**Work to complete:**
Select the lines below containing the word "للبخاري".
* BEGIN Material provided *
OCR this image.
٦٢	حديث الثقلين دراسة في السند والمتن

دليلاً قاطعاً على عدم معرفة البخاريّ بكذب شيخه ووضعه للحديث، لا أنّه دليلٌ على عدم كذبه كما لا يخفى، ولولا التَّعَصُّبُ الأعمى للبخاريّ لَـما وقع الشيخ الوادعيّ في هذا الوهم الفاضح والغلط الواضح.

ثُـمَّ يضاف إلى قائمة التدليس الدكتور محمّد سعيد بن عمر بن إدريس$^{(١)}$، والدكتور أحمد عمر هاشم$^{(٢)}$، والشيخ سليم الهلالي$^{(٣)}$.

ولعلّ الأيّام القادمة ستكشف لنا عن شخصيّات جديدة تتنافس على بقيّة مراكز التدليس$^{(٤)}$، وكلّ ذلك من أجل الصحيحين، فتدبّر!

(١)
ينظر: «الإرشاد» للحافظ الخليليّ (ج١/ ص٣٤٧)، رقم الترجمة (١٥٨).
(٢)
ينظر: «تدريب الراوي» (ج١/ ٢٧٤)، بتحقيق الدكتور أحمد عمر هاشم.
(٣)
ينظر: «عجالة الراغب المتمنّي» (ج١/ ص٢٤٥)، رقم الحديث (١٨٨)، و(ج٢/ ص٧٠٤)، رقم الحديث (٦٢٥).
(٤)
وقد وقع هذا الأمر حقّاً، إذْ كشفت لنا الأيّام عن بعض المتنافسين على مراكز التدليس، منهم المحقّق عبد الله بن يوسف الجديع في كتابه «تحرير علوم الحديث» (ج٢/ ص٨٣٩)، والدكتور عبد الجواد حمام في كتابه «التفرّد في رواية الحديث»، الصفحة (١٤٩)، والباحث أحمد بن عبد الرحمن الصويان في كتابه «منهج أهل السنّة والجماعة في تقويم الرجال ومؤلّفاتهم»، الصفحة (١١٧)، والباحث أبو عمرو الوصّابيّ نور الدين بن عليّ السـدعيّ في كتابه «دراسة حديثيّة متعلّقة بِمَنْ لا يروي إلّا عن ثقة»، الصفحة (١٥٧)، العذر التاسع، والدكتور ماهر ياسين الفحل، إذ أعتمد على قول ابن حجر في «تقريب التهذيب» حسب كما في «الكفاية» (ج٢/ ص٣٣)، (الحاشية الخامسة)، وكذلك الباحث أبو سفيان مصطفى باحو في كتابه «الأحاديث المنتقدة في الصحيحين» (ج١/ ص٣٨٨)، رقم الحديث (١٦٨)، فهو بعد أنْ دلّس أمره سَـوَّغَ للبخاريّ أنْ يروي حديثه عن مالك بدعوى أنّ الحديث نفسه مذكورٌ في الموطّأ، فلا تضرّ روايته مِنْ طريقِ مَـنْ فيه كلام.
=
* END Material provided *
* BEGIN Material provided *
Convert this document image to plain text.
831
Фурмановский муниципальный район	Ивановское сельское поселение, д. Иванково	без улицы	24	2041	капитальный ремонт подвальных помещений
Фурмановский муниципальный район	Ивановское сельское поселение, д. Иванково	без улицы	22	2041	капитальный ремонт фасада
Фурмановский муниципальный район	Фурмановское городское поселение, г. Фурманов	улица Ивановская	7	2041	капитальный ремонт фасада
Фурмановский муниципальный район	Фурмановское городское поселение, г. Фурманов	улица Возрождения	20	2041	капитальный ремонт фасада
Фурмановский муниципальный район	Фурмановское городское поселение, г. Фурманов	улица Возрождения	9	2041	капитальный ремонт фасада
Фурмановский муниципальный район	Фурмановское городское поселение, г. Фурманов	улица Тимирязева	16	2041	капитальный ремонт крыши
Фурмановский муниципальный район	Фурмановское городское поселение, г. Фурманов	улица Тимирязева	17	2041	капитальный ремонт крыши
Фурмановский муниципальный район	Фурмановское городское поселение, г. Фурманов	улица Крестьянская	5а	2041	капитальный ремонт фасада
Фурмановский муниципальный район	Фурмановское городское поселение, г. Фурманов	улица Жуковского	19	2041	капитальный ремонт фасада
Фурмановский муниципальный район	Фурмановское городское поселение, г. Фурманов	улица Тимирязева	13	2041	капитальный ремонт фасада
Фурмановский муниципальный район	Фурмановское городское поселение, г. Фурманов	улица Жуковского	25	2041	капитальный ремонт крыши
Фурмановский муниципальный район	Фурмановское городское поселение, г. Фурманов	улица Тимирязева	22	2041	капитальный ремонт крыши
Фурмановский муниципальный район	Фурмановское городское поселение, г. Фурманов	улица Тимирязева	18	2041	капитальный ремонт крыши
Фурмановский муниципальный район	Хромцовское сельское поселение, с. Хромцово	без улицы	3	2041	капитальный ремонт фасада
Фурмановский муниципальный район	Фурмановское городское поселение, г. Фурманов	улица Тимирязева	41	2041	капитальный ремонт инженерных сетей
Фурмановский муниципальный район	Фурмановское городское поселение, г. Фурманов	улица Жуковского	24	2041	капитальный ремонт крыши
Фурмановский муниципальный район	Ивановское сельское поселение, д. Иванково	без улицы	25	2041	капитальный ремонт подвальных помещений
* END Material provided *
* BEGIN Material provided *
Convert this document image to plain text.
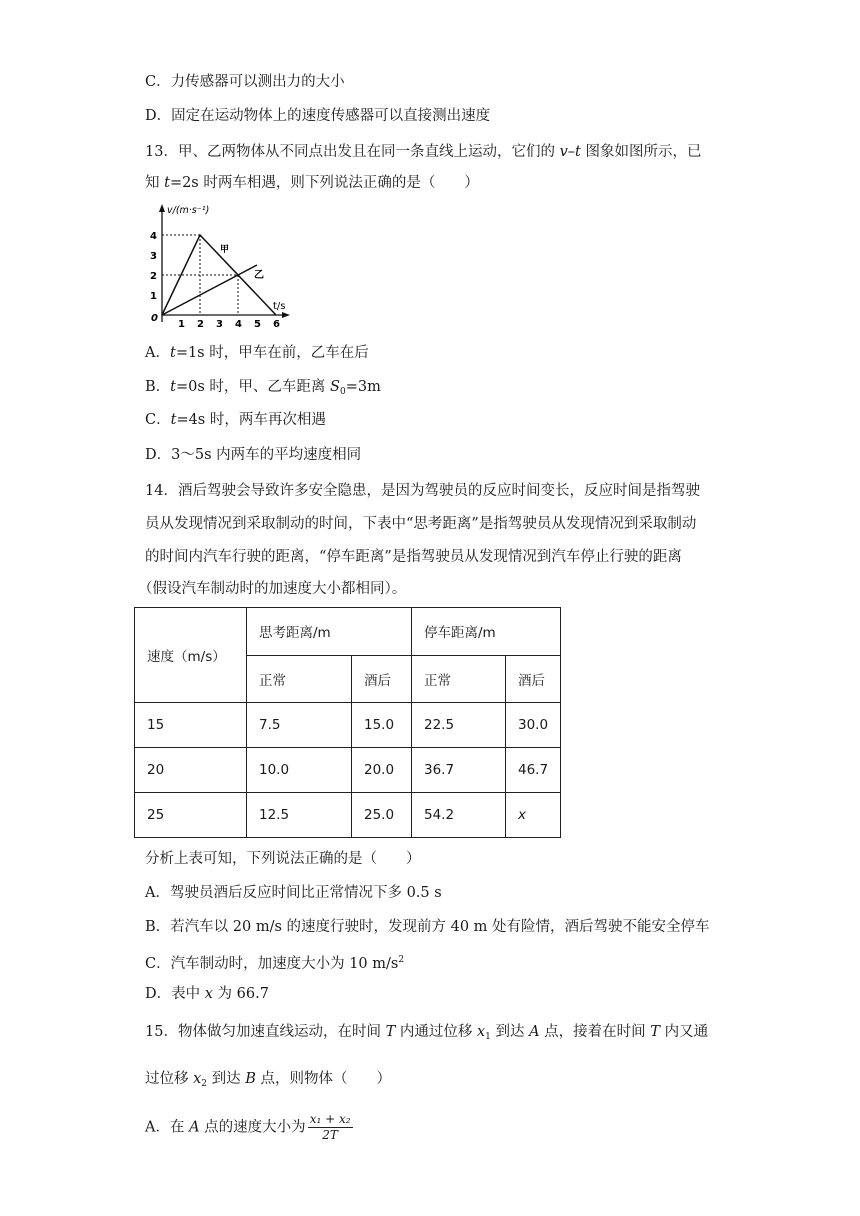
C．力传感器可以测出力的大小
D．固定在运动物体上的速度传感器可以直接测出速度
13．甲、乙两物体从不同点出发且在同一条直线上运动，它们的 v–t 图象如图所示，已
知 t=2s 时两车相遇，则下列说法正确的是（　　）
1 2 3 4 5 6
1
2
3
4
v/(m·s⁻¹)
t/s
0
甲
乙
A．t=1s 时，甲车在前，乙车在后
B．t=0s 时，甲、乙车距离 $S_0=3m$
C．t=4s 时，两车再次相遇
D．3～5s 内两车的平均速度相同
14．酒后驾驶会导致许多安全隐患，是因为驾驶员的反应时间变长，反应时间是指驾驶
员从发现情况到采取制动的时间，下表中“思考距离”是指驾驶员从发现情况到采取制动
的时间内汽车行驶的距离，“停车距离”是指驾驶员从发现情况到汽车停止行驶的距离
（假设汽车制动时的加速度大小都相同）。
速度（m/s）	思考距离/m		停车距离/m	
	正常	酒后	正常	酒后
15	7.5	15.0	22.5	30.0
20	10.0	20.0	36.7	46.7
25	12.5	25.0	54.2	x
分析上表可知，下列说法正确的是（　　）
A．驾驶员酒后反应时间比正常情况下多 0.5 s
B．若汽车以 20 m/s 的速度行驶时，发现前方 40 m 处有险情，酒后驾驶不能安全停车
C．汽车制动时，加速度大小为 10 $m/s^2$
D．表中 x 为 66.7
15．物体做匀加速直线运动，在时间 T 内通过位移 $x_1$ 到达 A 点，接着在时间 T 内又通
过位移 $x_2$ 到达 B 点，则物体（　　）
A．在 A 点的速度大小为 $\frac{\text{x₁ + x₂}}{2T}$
* END Material provided *
**The answer:**
دليلاً قاطعاً على عدم معرفة البخاريّ بكذب شيخه ووضعه للحديث، لا أنّه دليلٌ على عدم كذبه كما لا يخفى، ولولا التَّعَصُّبُ الأعمى للبخاريّ لَـما وقع الشيخ الوادعيّ في هذا الوهم الفاضح والغلط الواضح.
وقد وقع هذا الأمر حقّاً، إذْ كشفت لنا الأيّام عن بعض المتنافسين على مراكز التدليس، منهم المحقّق عبد الله بن يوسف الجديع في كتابه «تحرير علوم الحديث» (ج٢/ ص٨٣٩)، والدكتور عبد الجواد حمام في كتابه «التفرّد في رواية الحديث»، الصفحة (١٤٩)، والباحث أحمد بن عبد الرحمن الصويان في كتابه «منهج أهل السنّة والجماعة في تقويم الرجال ومؤلّفاتهم»، الصفحة (١١٧)، والباحث أبو عمرو الوصّابيّ نور الدين بن عليّ السـدعيّ في كتابه «دراسة حديثيّة متعلّقة بِمَنْ لا يروي إلّا عن ثقة»، الصفحة (١٥٧)، العذر التاسع، والدكتور ماهر ياسين الفحل، إذ أعتمد على قول ابن حجر في «تقريب التهذيب» حسب كما في «الكفاية» (ج٢/ ص٣٣)، (الحاشية الخامسة)، وكذلك الباحث أبو سفيان مصطفى باحو في كتابه «الأحاديث المنتقدة في الصحيحين» (ج١/ ص٣٨٨)، رقم الحديث (١٦٨)، فهو بعد أنْ دلّس أمره سَـوَّغَ للبخاريّ أنْ يروي حديثه عن مالك بدعوى أنّ الحديث نفسه مذكورٌ في الموطّأ، فلا تضرّ روايته مِنْ طريقِ مَـنْ فيه كلام.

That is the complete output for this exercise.